- **What you need to do**
How many lines in these records hold the string "effect"? State only that number.

- **Stored records**
···
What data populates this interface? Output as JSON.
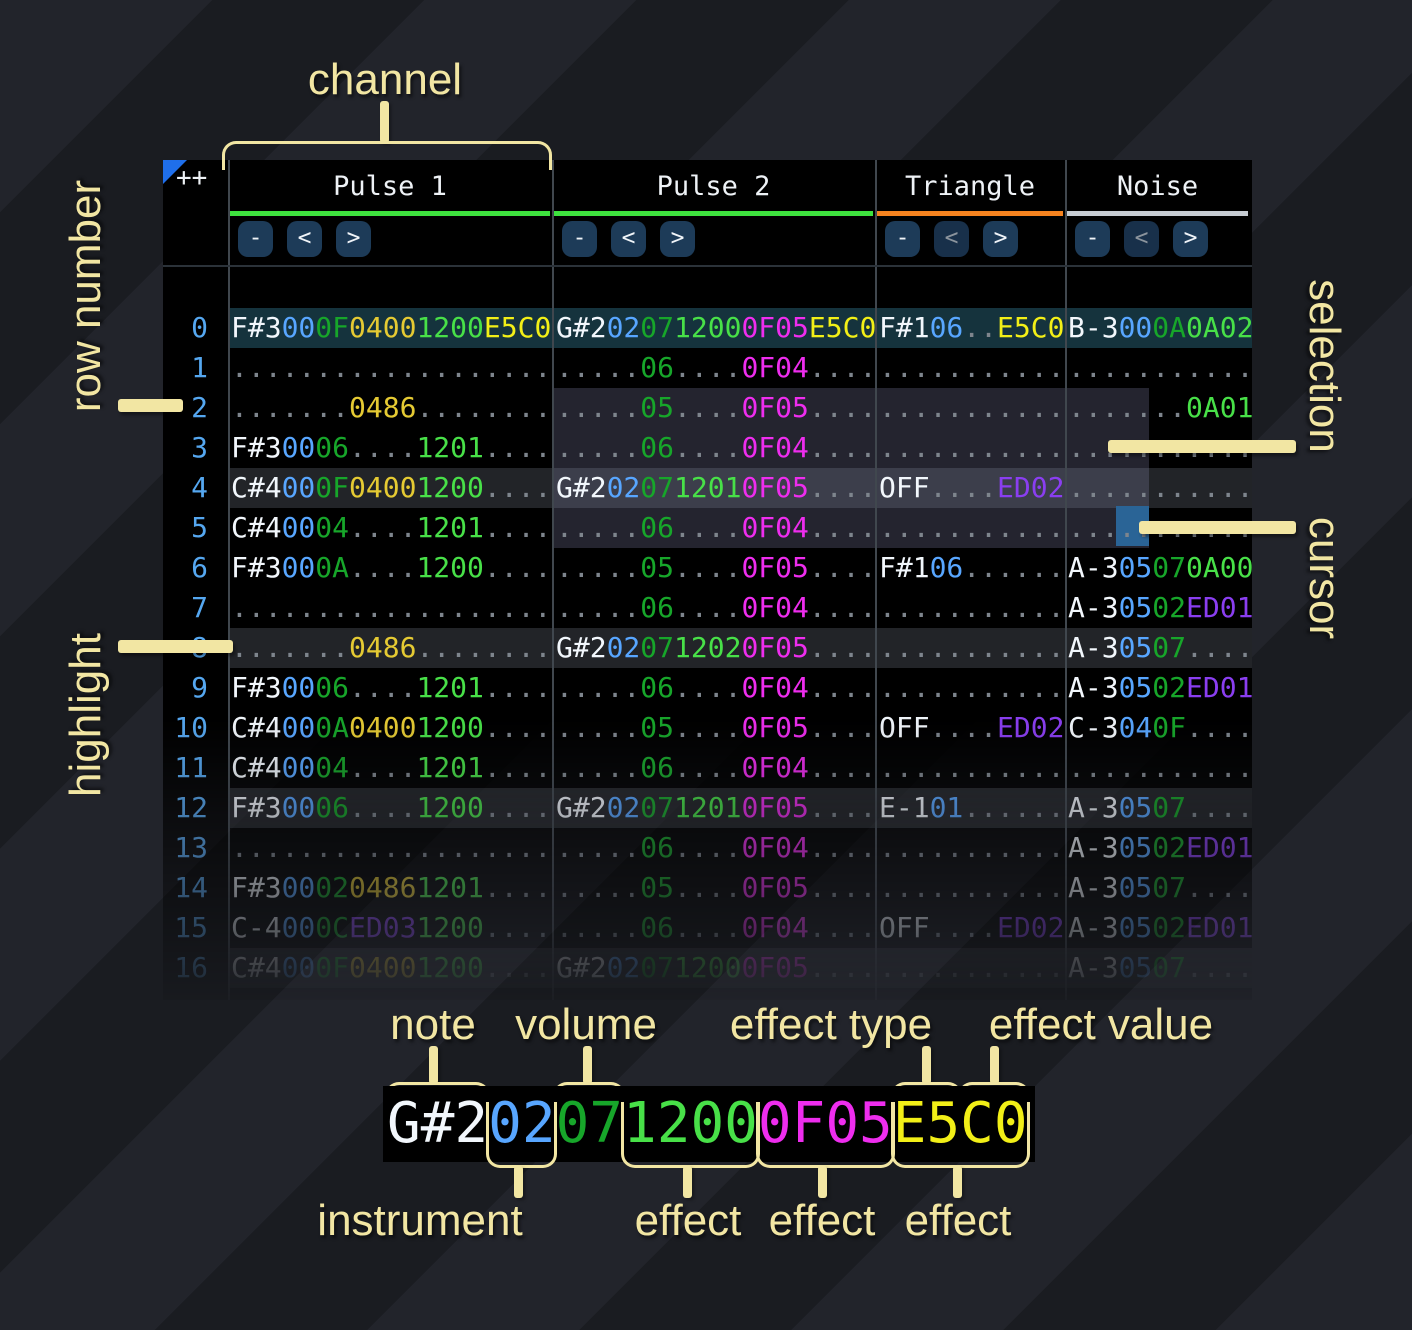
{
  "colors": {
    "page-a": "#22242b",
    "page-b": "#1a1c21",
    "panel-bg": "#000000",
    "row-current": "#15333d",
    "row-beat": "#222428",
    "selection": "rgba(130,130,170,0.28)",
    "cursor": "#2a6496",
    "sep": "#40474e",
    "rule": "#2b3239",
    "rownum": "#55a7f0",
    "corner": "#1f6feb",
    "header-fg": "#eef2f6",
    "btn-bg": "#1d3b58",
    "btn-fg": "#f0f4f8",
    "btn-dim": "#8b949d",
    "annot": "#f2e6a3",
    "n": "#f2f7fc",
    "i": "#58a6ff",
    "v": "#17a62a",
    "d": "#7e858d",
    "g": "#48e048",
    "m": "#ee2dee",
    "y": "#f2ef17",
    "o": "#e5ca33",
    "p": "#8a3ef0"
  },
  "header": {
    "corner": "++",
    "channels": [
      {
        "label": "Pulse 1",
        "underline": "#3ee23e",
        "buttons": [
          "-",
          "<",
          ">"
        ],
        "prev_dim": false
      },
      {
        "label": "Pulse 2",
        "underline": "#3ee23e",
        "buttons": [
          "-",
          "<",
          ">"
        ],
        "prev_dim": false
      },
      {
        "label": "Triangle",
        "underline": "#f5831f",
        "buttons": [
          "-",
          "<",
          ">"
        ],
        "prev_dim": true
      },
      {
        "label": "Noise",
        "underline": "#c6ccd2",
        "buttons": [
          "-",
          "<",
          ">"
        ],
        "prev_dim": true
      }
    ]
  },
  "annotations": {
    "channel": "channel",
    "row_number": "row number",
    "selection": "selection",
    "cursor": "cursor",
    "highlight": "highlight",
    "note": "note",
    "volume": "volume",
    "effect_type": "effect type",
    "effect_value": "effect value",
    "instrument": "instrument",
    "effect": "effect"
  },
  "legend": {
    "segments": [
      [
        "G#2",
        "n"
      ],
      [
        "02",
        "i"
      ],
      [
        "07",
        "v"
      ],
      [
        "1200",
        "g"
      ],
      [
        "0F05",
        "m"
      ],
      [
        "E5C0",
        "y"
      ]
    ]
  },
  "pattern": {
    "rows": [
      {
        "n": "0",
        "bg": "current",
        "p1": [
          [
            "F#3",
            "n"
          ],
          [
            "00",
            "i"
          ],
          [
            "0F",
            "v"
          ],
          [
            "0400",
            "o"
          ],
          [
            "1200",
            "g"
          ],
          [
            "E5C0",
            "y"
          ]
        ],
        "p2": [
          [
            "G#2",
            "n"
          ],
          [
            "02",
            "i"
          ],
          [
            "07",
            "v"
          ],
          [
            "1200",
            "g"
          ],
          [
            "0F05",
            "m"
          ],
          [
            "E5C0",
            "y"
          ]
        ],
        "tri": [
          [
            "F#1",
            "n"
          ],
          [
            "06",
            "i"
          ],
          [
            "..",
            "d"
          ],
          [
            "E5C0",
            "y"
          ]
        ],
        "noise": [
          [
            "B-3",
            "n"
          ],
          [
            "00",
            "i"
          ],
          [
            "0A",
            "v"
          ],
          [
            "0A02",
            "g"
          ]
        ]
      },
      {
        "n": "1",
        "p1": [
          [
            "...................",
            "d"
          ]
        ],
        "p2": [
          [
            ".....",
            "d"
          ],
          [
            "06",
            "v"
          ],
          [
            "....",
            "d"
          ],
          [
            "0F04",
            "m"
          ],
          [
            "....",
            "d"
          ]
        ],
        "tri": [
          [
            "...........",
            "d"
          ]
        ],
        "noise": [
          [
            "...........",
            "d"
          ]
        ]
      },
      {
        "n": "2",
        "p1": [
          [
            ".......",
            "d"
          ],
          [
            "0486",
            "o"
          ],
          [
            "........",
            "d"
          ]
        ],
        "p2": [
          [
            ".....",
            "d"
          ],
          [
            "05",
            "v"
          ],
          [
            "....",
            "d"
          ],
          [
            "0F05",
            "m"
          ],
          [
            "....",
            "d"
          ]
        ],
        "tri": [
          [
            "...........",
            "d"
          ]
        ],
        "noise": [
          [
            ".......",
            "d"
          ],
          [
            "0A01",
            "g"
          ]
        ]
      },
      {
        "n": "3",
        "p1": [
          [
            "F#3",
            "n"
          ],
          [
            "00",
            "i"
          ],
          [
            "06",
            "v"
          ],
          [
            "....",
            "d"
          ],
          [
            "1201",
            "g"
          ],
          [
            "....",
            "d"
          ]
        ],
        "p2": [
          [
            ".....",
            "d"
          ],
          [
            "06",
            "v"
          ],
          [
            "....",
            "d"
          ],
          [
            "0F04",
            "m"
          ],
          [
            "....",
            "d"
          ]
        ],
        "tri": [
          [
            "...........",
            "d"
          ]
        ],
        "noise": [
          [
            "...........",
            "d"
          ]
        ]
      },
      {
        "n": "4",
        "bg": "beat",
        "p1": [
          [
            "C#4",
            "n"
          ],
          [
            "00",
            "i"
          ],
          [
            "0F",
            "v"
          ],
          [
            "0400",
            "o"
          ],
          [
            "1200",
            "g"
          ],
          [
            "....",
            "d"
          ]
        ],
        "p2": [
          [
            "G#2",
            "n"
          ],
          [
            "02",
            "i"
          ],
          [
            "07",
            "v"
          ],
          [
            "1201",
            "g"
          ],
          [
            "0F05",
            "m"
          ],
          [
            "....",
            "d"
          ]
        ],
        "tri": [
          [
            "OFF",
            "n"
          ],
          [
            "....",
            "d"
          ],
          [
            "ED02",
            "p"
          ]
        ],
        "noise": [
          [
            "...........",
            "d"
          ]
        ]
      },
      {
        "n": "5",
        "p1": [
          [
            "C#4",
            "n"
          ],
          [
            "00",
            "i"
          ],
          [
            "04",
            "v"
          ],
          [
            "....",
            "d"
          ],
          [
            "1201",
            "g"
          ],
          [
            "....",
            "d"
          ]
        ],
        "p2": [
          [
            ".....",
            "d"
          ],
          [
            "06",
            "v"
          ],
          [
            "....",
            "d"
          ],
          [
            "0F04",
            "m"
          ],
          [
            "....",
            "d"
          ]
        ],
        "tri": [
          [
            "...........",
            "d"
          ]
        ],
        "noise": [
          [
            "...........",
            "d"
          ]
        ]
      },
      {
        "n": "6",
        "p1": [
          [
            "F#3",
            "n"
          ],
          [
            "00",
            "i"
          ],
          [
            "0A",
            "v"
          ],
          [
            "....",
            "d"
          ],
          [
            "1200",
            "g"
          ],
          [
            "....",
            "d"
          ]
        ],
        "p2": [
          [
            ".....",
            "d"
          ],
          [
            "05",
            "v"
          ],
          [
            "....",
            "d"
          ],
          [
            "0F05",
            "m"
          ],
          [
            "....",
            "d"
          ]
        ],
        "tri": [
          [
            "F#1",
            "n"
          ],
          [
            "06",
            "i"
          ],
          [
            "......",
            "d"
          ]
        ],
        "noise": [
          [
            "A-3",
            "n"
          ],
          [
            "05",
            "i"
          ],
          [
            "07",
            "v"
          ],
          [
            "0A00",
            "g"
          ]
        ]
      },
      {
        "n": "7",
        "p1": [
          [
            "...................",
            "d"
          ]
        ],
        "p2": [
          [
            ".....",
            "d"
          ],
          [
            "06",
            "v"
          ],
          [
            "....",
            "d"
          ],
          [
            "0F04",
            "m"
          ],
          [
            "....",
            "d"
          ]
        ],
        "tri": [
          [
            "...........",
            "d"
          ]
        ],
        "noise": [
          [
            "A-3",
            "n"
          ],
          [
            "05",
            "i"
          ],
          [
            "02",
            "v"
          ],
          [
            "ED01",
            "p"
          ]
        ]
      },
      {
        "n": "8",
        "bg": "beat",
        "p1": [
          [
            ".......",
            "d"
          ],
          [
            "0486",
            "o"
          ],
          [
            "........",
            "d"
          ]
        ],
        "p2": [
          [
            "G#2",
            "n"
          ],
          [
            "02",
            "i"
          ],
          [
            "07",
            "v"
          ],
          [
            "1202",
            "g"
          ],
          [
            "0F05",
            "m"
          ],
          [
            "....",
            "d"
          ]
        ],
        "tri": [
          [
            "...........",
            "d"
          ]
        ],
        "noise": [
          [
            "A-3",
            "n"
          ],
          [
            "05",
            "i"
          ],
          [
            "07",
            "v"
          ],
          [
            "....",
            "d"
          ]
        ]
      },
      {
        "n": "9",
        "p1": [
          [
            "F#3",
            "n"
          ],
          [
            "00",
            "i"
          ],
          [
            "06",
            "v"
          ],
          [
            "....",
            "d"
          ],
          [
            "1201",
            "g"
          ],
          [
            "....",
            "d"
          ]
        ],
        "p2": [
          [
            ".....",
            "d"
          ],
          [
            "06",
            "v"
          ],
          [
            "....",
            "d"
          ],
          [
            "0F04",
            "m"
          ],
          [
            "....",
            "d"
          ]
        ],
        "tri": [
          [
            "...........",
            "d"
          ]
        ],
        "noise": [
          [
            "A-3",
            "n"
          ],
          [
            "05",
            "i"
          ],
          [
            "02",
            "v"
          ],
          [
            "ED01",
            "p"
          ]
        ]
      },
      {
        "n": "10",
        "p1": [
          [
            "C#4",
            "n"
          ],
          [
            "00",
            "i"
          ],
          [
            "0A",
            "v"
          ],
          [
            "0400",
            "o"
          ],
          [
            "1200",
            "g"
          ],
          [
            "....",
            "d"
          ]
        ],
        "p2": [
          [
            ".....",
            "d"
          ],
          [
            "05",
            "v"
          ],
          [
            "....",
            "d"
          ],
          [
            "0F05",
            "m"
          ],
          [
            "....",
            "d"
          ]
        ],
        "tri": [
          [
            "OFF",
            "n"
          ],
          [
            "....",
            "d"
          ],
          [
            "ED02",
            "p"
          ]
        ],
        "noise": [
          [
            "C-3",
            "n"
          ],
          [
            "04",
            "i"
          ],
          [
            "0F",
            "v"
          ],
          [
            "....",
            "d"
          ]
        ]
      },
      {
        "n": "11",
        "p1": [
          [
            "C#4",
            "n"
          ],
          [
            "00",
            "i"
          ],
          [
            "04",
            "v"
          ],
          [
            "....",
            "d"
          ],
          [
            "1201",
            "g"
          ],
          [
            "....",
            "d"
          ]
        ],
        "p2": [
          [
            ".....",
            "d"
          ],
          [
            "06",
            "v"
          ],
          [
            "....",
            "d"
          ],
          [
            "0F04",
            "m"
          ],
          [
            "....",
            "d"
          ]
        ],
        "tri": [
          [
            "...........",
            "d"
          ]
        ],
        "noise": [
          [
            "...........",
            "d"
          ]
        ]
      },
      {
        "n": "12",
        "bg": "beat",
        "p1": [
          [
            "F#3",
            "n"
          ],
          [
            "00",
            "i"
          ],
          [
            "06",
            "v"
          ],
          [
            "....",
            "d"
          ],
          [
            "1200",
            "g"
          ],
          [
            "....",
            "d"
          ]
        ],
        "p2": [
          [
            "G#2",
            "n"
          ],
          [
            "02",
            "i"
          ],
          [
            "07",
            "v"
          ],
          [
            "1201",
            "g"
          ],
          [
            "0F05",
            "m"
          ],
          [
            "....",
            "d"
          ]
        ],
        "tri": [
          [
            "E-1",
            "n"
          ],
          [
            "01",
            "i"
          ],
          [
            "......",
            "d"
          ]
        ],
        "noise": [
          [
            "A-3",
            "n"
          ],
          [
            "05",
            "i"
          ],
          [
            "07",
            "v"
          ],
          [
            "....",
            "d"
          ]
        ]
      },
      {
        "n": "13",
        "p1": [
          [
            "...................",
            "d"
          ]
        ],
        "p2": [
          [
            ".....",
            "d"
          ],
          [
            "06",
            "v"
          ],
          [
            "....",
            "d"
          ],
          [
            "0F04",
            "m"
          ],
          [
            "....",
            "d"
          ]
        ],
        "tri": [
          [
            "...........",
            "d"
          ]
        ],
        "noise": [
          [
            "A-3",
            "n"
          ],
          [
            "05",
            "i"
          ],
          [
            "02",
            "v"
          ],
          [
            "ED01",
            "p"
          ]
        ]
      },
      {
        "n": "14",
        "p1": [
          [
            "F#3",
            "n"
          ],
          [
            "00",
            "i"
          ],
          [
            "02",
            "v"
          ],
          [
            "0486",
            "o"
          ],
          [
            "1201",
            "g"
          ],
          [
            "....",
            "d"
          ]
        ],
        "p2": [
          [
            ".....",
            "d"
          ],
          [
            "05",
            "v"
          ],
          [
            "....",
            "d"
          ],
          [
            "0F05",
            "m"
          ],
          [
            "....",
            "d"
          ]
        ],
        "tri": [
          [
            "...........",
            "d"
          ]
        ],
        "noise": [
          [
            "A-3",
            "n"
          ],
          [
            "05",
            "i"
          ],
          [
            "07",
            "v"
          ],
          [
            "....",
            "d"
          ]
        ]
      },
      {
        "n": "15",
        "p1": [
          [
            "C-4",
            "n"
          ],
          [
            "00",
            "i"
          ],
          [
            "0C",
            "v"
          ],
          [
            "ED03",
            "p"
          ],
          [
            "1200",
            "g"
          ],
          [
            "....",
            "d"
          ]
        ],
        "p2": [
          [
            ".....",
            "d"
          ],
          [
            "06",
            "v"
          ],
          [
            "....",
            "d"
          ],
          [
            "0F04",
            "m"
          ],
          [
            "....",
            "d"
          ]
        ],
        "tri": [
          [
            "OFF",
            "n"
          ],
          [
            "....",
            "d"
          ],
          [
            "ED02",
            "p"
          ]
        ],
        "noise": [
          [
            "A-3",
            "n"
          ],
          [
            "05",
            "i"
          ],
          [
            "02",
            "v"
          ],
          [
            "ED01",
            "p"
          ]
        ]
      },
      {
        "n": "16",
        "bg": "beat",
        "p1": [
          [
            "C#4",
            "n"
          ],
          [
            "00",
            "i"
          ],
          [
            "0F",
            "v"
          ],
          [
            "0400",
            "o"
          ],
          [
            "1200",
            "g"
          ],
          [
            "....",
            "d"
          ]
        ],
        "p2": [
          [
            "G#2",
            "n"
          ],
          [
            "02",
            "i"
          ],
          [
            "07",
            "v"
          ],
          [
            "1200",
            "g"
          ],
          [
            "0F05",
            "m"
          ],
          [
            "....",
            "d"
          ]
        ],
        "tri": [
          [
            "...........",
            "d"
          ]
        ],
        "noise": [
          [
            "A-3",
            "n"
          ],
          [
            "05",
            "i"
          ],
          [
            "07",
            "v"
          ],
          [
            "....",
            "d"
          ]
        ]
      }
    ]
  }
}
···
- **Output of the task**
3